*Saved data entries*:
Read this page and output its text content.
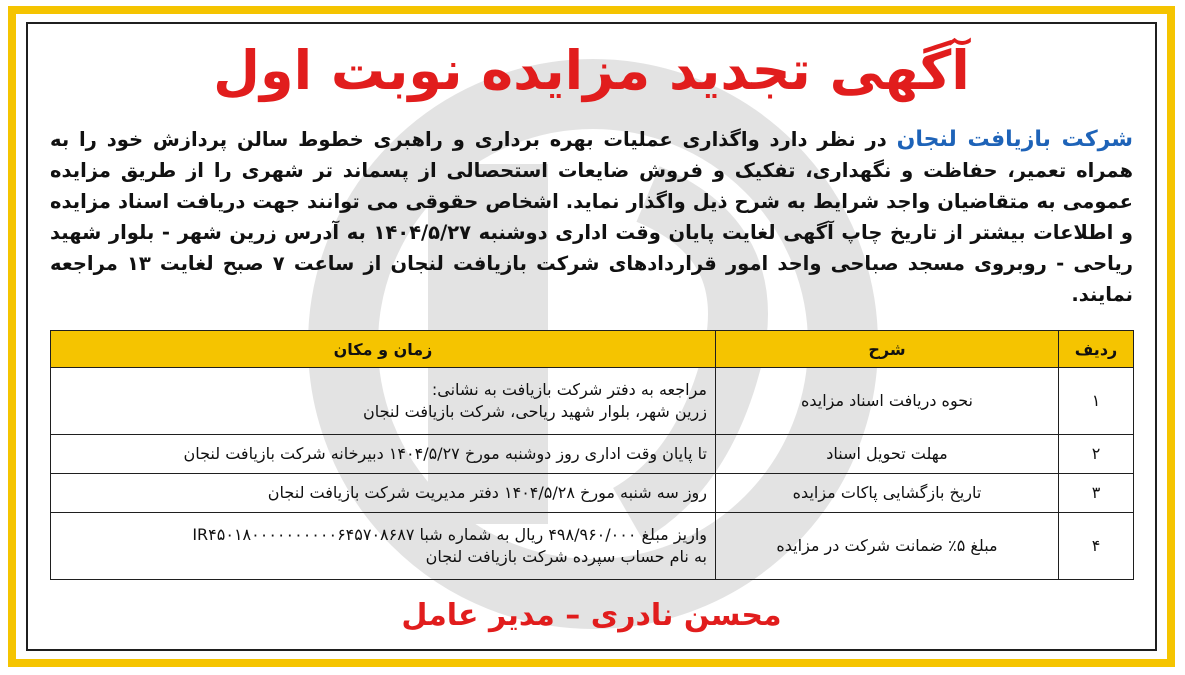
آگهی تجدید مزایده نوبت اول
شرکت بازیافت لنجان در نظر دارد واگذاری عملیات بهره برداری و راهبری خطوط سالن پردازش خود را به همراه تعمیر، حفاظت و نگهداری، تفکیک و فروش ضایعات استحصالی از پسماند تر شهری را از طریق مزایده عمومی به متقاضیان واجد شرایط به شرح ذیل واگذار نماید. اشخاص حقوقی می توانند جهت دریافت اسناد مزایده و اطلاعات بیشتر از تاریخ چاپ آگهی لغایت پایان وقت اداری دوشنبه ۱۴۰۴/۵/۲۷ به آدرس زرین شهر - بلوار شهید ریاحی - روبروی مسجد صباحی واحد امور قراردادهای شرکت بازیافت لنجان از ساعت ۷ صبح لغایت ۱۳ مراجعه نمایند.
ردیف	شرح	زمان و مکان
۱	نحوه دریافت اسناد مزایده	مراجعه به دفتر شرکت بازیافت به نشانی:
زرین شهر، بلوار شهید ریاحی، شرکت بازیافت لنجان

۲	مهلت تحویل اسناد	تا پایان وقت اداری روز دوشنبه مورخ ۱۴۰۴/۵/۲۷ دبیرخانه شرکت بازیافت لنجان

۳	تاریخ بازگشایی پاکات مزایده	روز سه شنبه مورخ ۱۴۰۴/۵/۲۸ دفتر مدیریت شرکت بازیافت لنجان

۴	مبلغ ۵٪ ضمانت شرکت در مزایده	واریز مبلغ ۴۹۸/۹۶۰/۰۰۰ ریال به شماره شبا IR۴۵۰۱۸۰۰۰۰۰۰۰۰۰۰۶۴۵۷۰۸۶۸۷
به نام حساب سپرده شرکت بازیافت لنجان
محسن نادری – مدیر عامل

*TASK STATEMENT*: Quote the material in full and exactly; do not carry over its pictures.

*ANSWER TO THIS TASK*:
Read this page and output its text content.
آگهی تجدید مزایده نوبت اول
شرکت بازیافت لنجان در نظر دارد واگذاری عملیات بهره برداری و راهبری خطوط سالن پردازش خود را به همراه تعمیر، حفاظت و نگهداری، تفکیک و فروش ضایعات استحصالی از پسماند تر شهری را از طریق مزایده عمومی به متقاضیان واجد شرایط به شرح ذیل واگذار نماید. اشخاص حقوقی می توانند جهت دریافت اسناد مزایده و اطلاعات بیشتر از تاریخ چاپ آگهی لغایت پایان وقت اداری دوشنبه ۱۴۰۴/۵/۲۷ به آدرس زرین شهر - بلوار شهید ریاحی - روبروی مسجد صباحی واحد امور قراردادهای شرکت بازیافت لنجان از ساعت ۷ صبح لغایت ۱۳ مراجعه نمایند.
ردیف	شرح	زمان و مکان
۱	نحوه دریافت اسناد مزایده	مراجعه به دفتر شرکت بازیافت به نشانی:
زرین شهر، بلوار شهید ریاحی، شرکت بازیافت لنجان

۲	مهلت تحویل اسناد	تا پایان وقت اداری روز دوشنبه مورخ ۱۴۰۴/۵/۲۷ دبیرخانه شرکت بازیافت لنجان

۳	تاریخ بازگشایی پاکات مزایده	روز سه شنبه مورخ ۱۴۰۴/۵/۲۸ دفتر مدیریت شرکت بازیافت لنجان

۴	مبلغ ۵٪ ضمانت شرکت در مزایده	واریز مبلغ ۴۹۸/۹۶۰/۰۰۰ ریال به شماره شبا IR۴۵۰۱۸۰۰۰۰۰۰۰۰۰۰۶۴۵۷۰۸۶۸۷
به نام حساب سپرده شرکت بازیافت لنجان
محسن نادری – مدیر عامل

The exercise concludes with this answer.